**Given task:** State how many lines of the entries hold the string "object". Reply with the number alone.

--------------------------------

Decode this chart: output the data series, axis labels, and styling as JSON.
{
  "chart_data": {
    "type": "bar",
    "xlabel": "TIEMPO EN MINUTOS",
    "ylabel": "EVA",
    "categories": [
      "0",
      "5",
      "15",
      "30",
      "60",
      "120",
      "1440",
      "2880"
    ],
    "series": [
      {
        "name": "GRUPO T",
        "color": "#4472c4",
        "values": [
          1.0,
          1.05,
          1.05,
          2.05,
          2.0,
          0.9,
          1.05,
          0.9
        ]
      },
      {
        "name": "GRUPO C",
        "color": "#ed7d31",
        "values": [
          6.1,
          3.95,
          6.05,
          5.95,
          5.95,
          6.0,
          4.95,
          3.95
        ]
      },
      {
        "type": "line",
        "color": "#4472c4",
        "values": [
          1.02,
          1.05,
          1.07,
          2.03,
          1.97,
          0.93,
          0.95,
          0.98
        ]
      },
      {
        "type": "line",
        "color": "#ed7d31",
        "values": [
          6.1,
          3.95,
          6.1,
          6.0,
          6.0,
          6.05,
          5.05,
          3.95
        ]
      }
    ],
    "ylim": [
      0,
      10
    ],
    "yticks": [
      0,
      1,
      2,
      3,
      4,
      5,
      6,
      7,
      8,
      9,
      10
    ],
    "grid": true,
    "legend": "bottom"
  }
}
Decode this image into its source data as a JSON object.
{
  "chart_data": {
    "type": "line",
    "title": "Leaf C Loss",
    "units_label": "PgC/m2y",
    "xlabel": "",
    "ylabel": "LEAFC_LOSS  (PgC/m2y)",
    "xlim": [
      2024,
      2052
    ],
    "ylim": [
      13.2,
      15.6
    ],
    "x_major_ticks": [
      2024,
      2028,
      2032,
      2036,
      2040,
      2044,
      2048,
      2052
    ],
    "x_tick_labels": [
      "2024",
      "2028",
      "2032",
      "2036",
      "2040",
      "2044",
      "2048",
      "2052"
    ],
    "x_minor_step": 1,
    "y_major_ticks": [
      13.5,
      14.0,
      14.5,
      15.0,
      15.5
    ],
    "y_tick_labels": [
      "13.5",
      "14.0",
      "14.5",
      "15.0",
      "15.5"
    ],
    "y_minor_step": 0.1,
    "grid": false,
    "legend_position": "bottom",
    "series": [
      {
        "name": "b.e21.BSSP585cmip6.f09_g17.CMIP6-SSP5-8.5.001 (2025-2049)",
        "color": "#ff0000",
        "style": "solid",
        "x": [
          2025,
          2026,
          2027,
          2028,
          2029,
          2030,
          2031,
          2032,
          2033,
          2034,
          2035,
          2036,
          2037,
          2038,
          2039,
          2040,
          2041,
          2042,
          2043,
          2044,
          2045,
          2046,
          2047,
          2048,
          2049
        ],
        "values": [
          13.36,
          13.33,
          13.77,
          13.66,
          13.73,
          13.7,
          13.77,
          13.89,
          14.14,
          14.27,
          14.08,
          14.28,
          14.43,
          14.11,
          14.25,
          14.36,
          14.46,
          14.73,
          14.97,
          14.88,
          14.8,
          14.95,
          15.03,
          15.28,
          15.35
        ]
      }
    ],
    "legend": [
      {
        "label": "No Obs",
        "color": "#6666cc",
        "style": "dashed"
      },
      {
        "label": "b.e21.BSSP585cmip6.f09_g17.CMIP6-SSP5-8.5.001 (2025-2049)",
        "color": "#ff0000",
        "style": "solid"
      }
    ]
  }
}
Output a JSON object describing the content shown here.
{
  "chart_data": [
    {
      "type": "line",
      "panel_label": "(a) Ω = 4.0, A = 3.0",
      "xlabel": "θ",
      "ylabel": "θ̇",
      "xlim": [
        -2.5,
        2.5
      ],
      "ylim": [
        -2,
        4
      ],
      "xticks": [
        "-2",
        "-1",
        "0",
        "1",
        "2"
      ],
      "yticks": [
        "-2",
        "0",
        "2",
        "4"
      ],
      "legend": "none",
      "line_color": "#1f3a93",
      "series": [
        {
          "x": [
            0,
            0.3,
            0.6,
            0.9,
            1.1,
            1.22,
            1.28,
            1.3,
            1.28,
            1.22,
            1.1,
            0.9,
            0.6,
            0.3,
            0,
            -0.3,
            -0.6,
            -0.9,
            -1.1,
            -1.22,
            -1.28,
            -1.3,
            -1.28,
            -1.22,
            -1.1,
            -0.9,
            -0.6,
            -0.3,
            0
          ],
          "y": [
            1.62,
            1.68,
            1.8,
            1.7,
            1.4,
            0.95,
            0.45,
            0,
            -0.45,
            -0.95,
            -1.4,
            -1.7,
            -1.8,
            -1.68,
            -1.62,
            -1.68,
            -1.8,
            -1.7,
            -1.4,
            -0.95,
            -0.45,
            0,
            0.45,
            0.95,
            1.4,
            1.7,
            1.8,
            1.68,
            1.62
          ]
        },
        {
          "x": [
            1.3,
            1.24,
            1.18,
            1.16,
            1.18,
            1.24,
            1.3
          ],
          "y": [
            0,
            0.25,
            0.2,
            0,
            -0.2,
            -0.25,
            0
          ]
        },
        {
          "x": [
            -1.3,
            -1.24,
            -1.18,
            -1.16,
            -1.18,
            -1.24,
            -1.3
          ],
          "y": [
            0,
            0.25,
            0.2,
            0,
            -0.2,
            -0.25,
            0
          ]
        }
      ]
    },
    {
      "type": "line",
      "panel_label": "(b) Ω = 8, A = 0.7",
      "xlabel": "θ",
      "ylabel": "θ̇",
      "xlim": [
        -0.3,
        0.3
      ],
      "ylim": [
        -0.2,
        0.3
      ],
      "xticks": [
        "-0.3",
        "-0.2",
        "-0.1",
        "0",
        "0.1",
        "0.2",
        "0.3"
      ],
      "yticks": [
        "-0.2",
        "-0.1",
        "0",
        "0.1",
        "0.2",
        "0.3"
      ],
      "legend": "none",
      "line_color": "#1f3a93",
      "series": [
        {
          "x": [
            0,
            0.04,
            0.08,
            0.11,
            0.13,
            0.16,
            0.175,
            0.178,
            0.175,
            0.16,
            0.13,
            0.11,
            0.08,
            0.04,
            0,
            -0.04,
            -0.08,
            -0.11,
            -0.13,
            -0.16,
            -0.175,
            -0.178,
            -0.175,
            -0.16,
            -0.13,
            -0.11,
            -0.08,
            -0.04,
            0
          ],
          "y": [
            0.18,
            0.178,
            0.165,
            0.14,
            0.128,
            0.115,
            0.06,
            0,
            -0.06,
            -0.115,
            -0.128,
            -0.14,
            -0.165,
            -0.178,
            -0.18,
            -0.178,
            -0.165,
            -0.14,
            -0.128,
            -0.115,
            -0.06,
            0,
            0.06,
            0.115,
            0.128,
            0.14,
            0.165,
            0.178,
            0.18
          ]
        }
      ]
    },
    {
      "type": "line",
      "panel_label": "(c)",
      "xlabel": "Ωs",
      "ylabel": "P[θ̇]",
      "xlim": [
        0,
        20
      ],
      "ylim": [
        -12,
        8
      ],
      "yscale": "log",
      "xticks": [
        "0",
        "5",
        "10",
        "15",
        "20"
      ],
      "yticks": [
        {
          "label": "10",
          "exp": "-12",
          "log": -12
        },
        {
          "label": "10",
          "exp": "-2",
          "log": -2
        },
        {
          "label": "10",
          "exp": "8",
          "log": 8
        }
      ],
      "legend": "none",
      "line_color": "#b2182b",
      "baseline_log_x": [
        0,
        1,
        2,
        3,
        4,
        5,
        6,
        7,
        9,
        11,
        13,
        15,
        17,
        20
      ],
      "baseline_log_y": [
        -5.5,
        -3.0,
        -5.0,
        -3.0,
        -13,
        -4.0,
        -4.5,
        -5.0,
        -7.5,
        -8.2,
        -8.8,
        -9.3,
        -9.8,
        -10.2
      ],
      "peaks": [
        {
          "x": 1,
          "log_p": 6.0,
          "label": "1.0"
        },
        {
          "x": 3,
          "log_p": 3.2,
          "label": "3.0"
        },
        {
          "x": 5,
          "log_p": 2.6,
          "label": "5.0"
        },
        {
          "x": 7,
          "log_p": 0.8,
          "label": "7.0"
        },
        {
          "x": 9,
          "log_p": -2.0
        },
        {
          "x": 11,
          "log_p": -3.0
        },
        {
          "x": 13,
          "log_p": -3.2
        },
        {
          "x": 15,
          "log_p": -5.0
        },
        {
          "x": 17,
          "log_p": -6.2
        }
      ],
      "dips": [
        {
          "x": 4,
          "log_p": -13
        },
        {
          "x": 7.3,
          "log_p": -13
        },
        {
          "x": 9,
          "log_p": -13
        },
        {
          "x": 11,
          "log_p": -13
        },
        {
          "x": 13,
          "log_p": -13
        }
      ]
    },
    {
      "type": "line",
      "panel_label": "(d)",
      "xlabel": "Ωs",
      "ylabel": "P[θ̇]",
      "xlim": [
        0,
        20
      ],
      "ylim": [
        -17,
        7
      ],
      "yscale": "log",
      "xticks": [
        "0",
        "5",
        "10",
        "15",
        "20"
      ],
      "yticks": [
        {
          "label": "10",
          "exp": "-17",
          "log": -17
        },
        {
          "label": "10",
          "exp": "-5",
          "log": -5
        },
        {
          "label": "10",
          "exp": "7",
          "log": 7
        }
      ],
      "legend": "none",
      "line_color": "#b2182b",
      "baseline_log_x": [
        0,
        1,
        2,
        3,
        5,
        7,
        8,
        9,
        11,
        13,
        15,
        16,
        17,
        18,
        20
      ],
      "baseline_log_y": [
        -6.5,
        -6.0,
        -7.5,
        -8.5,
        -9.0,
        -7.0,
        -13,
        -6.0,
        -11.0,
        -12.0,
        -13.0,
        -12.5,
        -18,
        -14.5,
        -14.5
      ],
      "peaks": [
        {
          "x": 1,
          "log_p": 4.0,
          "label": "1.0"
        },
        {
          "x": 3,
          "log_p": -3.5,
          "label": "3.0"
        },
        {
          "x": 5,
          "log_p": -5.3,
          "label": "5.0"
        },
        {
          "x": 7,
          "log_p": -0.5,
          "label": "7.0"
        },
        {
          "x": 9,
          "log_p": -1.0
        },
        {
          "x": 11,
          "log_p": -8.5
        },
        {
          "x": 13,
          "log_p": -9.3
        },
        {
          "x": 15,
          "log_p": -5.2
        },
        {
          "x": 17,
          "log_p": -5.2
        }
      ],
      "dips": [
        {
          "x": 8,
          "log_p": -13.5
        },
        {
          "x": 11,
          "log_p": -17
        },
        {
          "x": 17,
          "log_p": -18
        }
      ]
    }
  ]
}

--------------------------------

**The reply:** 2